*DATA EXTRACT:*
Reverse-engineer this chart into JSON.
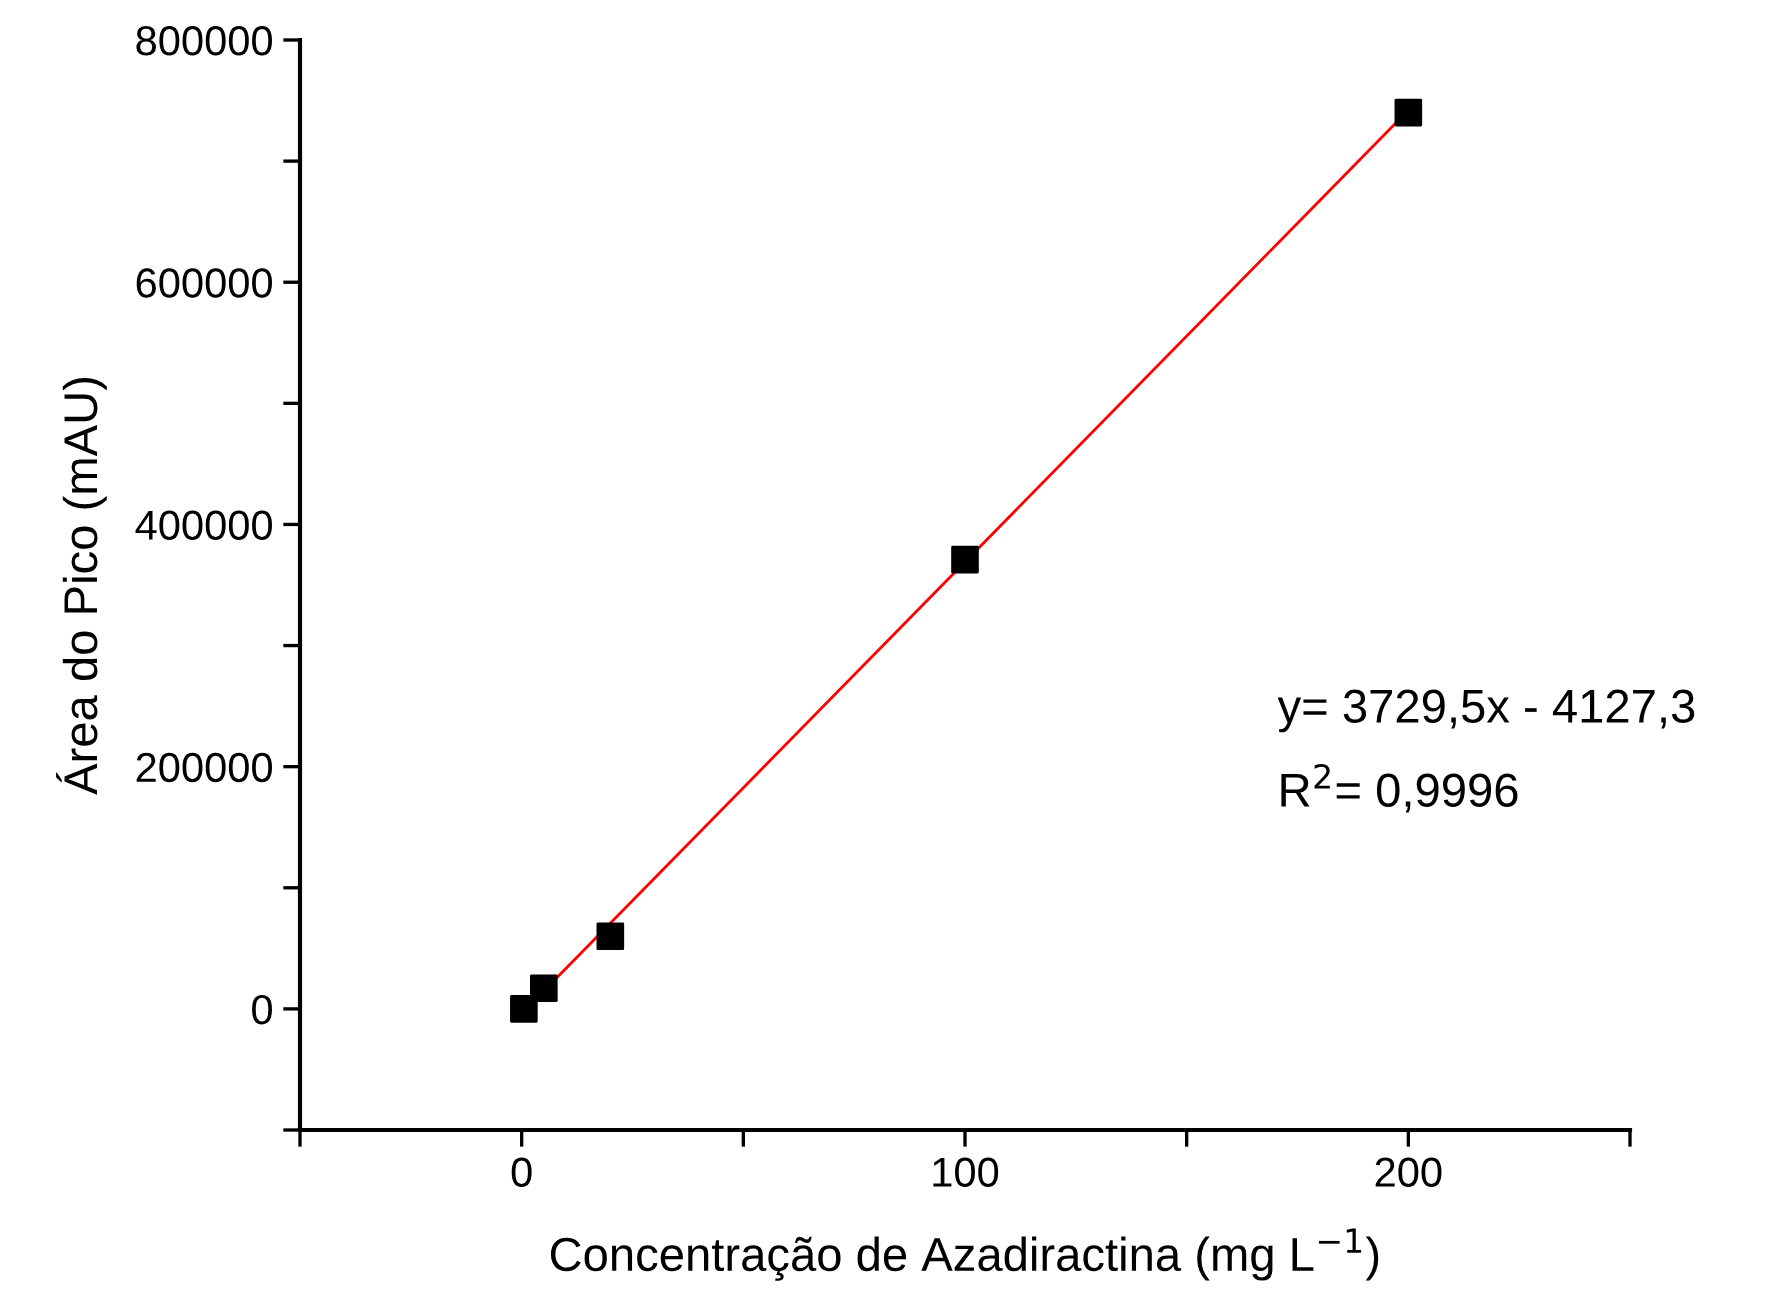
{
  "chart_data": {
    "type": "scatter",
    "xlabel": "Concentração de Azadiractina (mg L$^{−1}$)",
    "ylabel": "Área do Pico (mAU)",
    "xlim": [
      -50,
      250
    ],
    "xticks": [
      {
        "value": -50,
        "label": null
      },
      0,
      {
        "value": 50,
        "label": null
      },
      100,
      {
        "value": 150,
        "label": null
      },
      200,
      {
        "value": 250,
        "label": null
      }
    ],
    "ylim": [
      -100000,
      800000
    ],
    "yticks": [
      {
        "value": -100000,
        "label": null
      },
      0,
      {
        "value": 100000,
        "label": null
      },
      200000,
      {
        "value": 300000,
        "label": null
      },
      400000,
      {
        "value": 500000,
        "label": null
      },
      600000,
      {
        "value": 700000,
        "label": null
      },
      800000
    ],
    "grid": false,
    "legend": false,
    "series": [
      {
        "color": "#000000",
        "marker": "square",
        "x": [
          0.5,
          5,
          20,
          100,
          200
        ],
        "values": [
          0,
          17000,
          60000,
          371000,
          740000
        ]
      },
      {
        "type": "line",
        "color": "#ff0000",
        "x": [
          0.5,
          200
        ],
        "values": [
          -2000,
          742000
        ]
      }
    ],
    "annotations": [
      "y= 3729,5x - 4127,3",
      "R$^{2}$= 0,9996"
    ]
  }
}
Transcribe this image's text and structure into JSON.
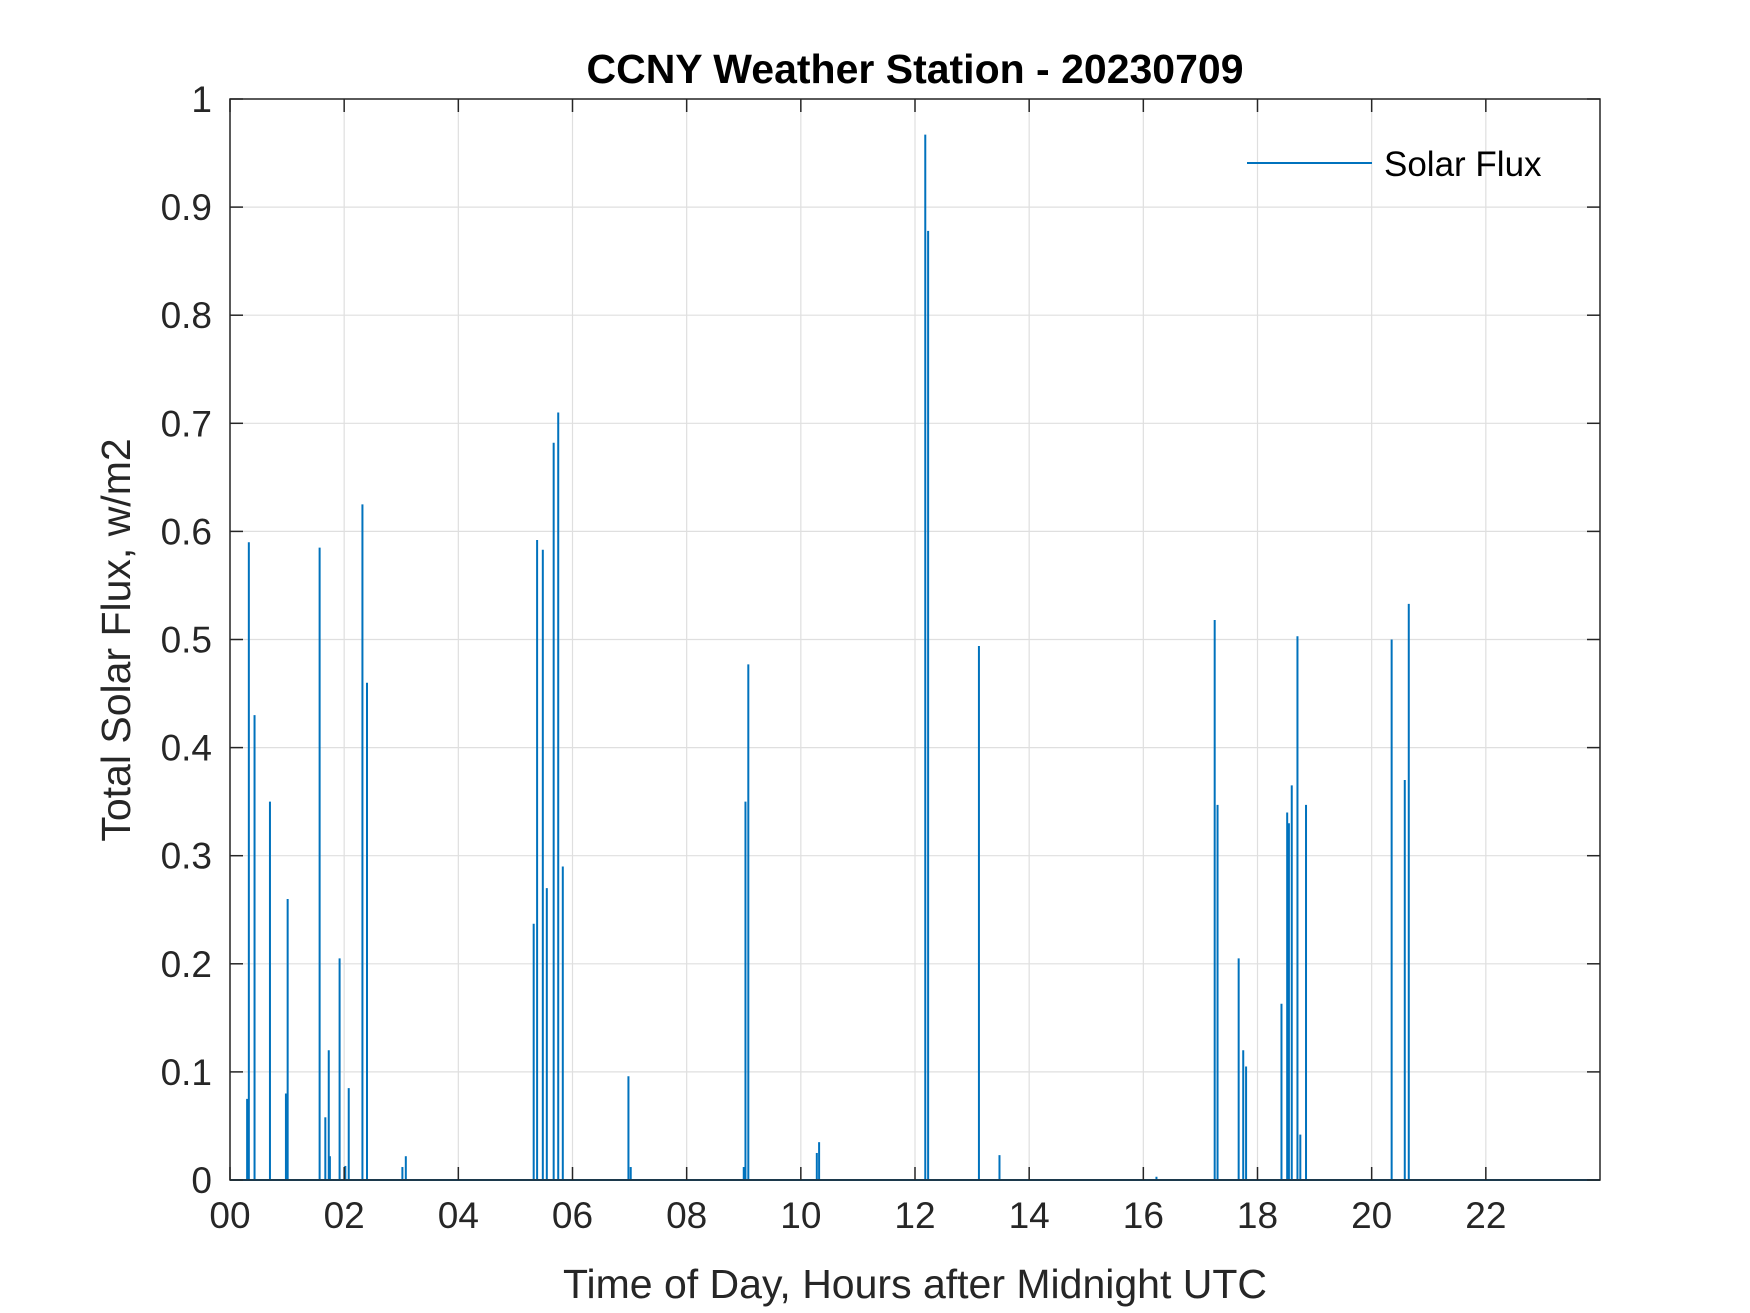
{
  "colors": {
    "series": "#0072BD",
    "grid": "#DFDFDF",
    "axis": "#262626"
  },
  "chart_data": {
    "type": "line",
    "title": "CCNY Weather Station - 20230709",
    "xlabel": "Time of Day, Hours after Midnight UTC",
    "ylabel": "Total Solar Flux, w/m2",
    "xlim": [
      0,
      24
    ],
    "ylim": [
      0,
      1
    ],
    "xticks": [
      0,
      2,
      4,
      6,
      8,
      10,
      12,
      14,
      16,
      18,
      20,
      22
    ],
    "xtick_labels": [
      "00",
      "02",
      "04",
      "06",
      "08",
      "10",
      "12",
      "14",
      "16",
      "18",
      "20",
      "22"
    ],
    "yticks": [
      0,
      0.1,
      0.2,
      0.3,
      0.4,
      0.5,
      0.6,
      0.7,
      0.8,
      0.9,
      1
    ],
    "ytick_labels": [
      "0",
      "0.1",
      "0.2",
      "0.3",
      "0.4",
      "0.5",
      "0.6",
      "0.7",
      "0.8",
      "0.9",
      "1"
    ],
    "grid": true,
    "legend": {
      "position": "top-right",
      "entries": [
        "Solar Flux"
      ]
    },
    "series": [
      {
        "name": "Solar Flux",
        "spikes": [
          [
            0.3,
            0.075
          ],
          [
            0.33,
            0.59
          ],
          [
            0.43,
            0.43
          ],
          [
            0.7,
            0.35
          ],
          [
            0.98,
            0.08
          ],
          [
            1.01,
            0.26
          ],
          [
            1.57,
            0.585
          ],
          [
            1.67,
            0.058
          ],
          [
            1.73,
            0.12
          ],
          [
            1.75,
            0.022
          ],
          [
            1.92,
            0.205
          ],
          [
            2.02,
            0.013
          ],
          [
            2.08,
            0.085
          ],
          [
            2.32,
            0.625
          ],
          [
            2.4,
            0.46
          ],
          [
            3.02,
            0.012
          ],
          [
            3.08,
            0.022
          ],
          [
            5.32,
            0.237
          ],
          [
            5.38,
            0.592
          ],
          [
            5.48,
            0.583
          ],
          [
            5.55,
            0.27
          ],
          [
            5.67,
            0.682
          ],
          [
            5.75,
            0.71
          ],
          [
            5.83,
            0.29
          ],
          [
            6.98,
            0.096
          ],
          [
            7.02,
            0.012
          ],
          [
            9.0,
            0.012
          ],
          [
            9.03,
            0.35
          ],
          [
            9.08,
            0.477
          ],
          [
            10.28,
            0.025
          ],
          [
            10.32,
            0.035
          ],
          [
            12.18,
            0.967
          ],
          [
            12.23,
            0.878
          ],
          [
            13.12,
            0.494
          ],
          [
            13.48,
            0.023
          ],
          [
            16.23,
            0.003
          ],
          [
            17.25,
            0.518
          ],
          [
            17.3,
            0.347
          ],
          [
            17.67,
            0.205
          ],
          [
            17.75,
            0.12
          ],
          [
            17.8,
            0.105
          ],
          [
            18.42,
            0.163
          ],
          [
            18.52,
            0.34
          ],
          [
            18.55,
            0.33
          ],
          [
            18.6,
            0.365
          ],
          [
            18.7,
            0.503
          ],
          [
            18.75,
            0.042
          ],
          [
            18.85,
            0.347
          ],
          [
            20.35,
            0.5
          ],
          [
            20.58,
            0.37
          ],
          [
            20.65,
            0.533
          ]
        ]
      }
    ]
  }
}
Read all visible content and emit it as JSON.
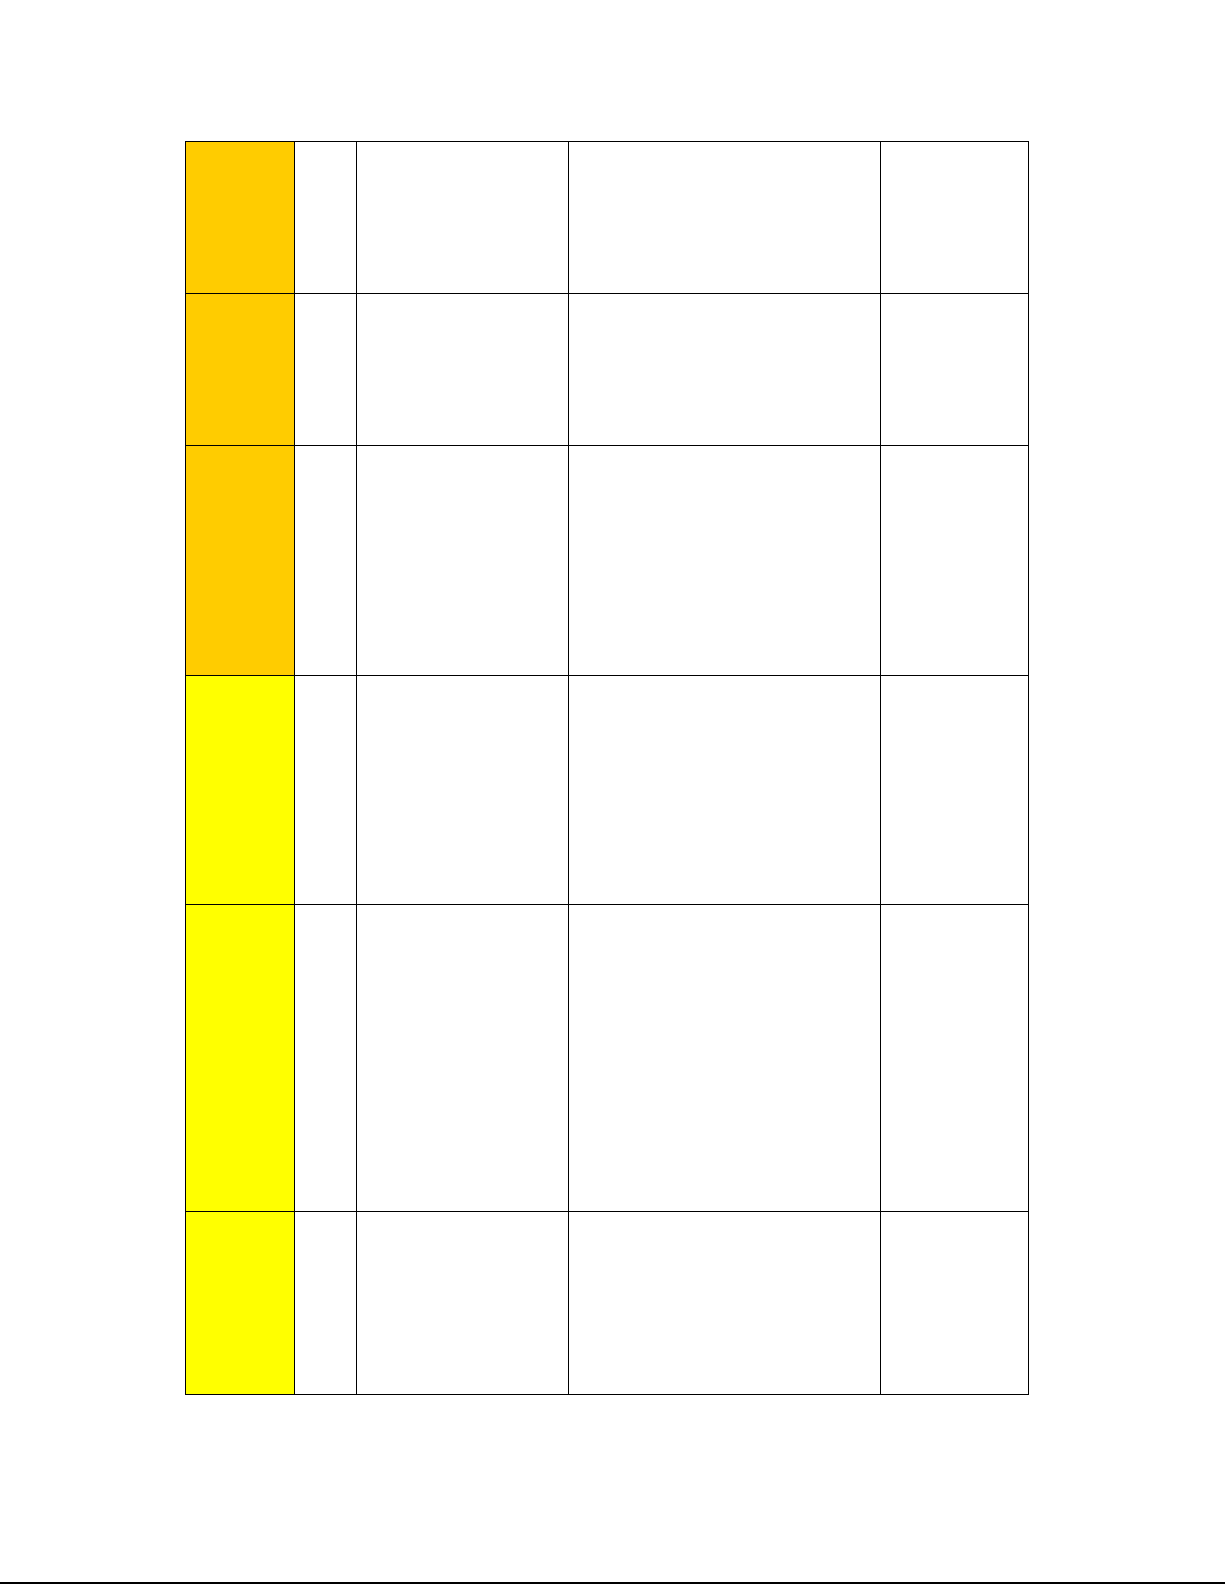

*DO THIS:*
Pick every line with "into" in it and copy it.

*ANSWER TO THIS EXERCISE:*
Reverse-engineer this chart into JSON.
Transcribe this image's text and structure into JSON.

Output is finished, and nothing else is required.